Written exercise: Go over the entries below line by line, copying each one that contains the word "include".

[A run of records]
◇ ◇ ◇ ◇ ◇

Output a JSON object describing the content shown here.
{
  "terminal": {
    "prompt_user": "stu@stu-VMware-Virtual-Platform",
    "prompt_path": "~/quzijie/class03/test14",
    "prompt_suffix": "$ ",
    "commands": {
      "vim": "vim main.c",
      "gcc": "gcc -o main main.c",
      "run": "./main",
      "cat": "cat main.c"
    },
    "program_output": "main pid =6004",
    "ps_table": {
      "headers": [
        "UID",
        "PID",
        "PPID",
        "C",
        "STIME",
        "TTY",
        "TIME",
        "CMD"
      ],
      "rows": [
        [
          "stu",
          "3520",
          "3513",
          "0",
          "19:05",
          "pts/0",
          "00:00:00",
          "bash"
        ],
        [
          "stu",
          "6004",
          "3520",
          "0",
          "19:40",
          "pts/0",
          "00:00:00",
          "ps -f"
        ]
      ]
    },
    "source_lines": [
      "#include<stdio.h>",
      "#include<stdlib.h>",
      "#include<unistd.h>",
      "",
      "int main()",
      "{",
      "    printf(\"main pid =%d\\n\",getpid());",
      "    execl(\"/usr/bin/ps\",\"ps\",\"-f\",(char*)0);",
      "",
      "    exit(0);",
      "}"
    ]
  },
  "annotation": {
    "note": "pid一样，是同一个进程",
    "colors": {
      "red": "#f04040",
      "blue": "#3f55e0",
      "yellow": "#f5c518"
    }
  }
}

◇ ◇ ◇ ◇ ◇

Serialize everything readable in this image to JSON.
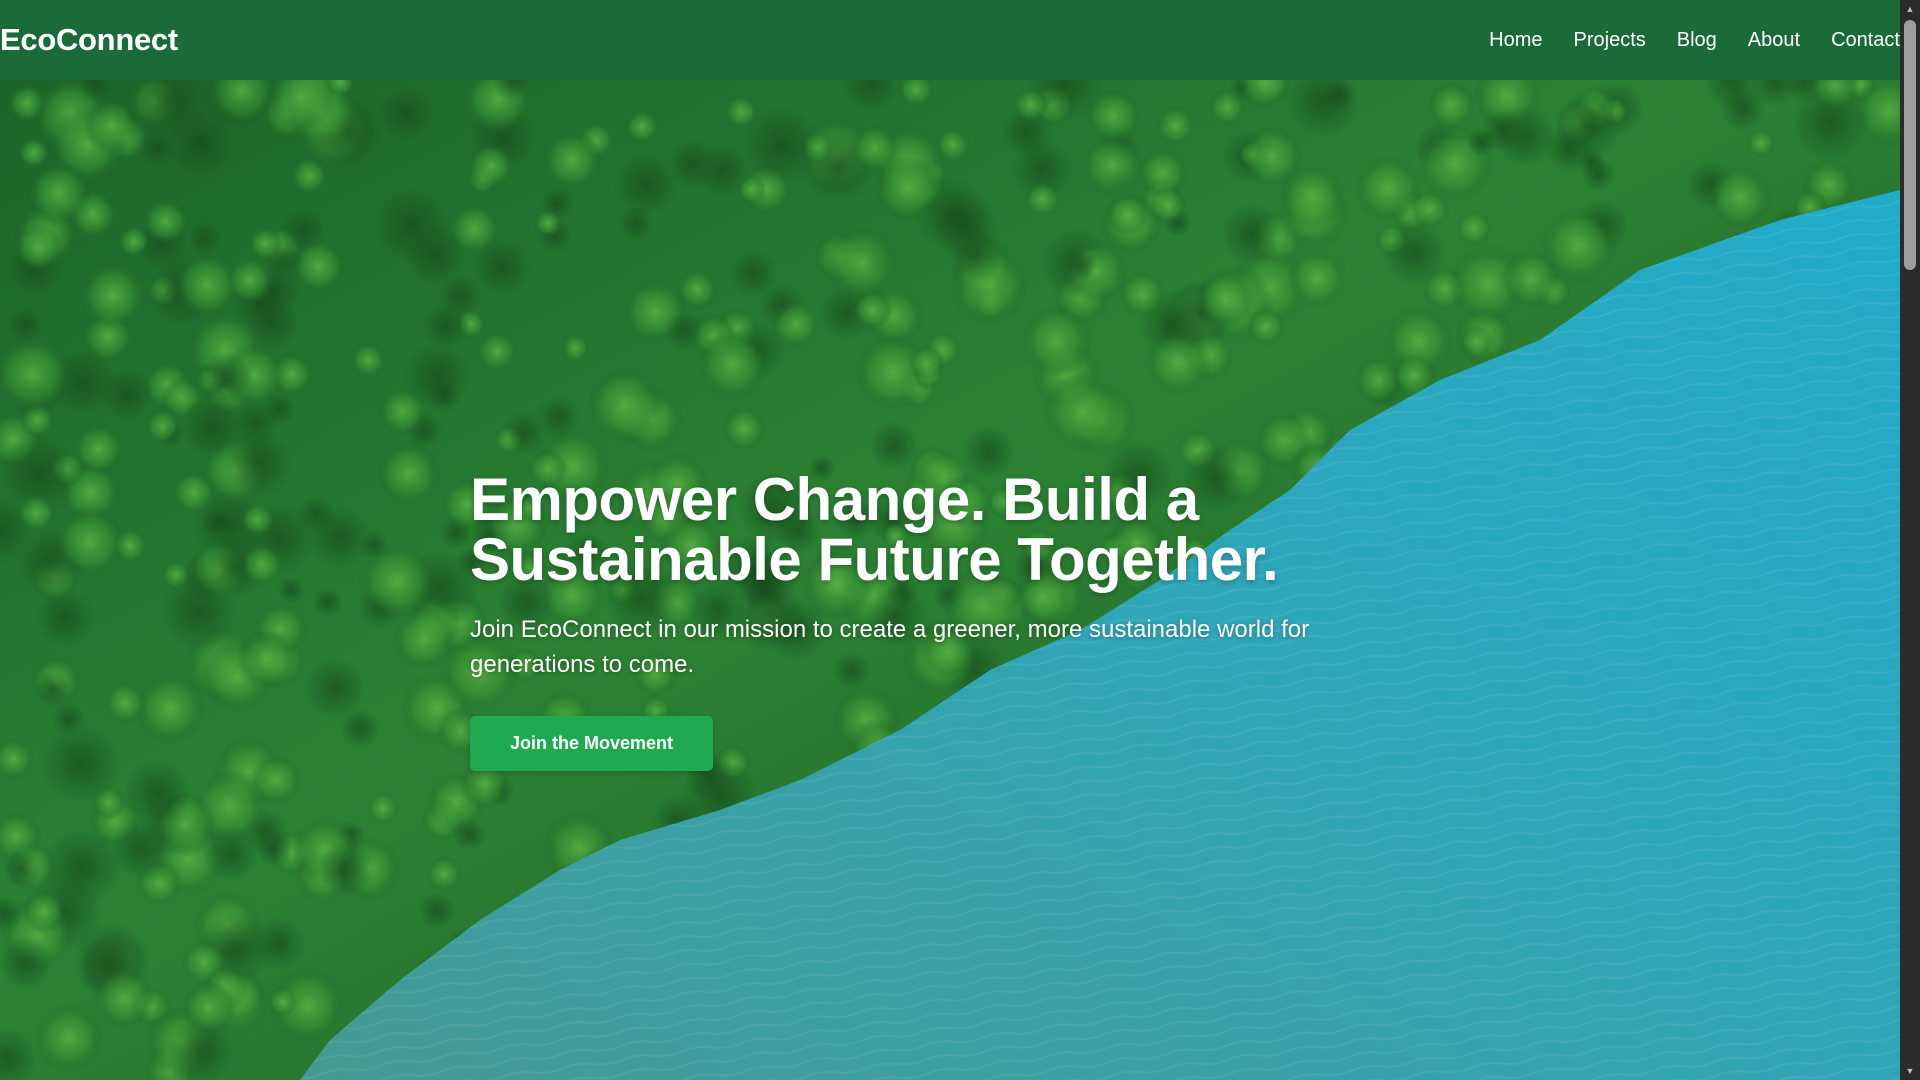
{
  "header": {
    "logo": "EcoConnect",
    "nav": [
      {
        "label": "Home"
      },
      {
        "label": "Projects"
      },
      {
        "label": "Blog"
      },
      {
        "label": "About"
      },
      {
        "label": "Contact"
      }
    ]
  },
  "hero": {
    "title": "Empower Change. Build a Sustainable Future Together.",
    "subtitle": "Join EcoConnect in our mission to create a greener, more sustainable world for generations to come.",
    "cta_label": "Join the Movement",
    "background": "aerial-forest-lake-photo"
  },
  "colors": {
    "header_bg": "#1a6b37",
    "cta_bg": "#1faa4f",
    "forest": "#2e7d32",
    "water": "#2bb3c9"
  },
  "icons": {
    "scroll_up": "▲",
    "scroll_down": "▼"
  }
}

◇ ◇ ◇ ◇ ◇

Task output:
      "#include<stdio.h>",
      "#include<stdlib.h>",
      "#include<unistd.h>",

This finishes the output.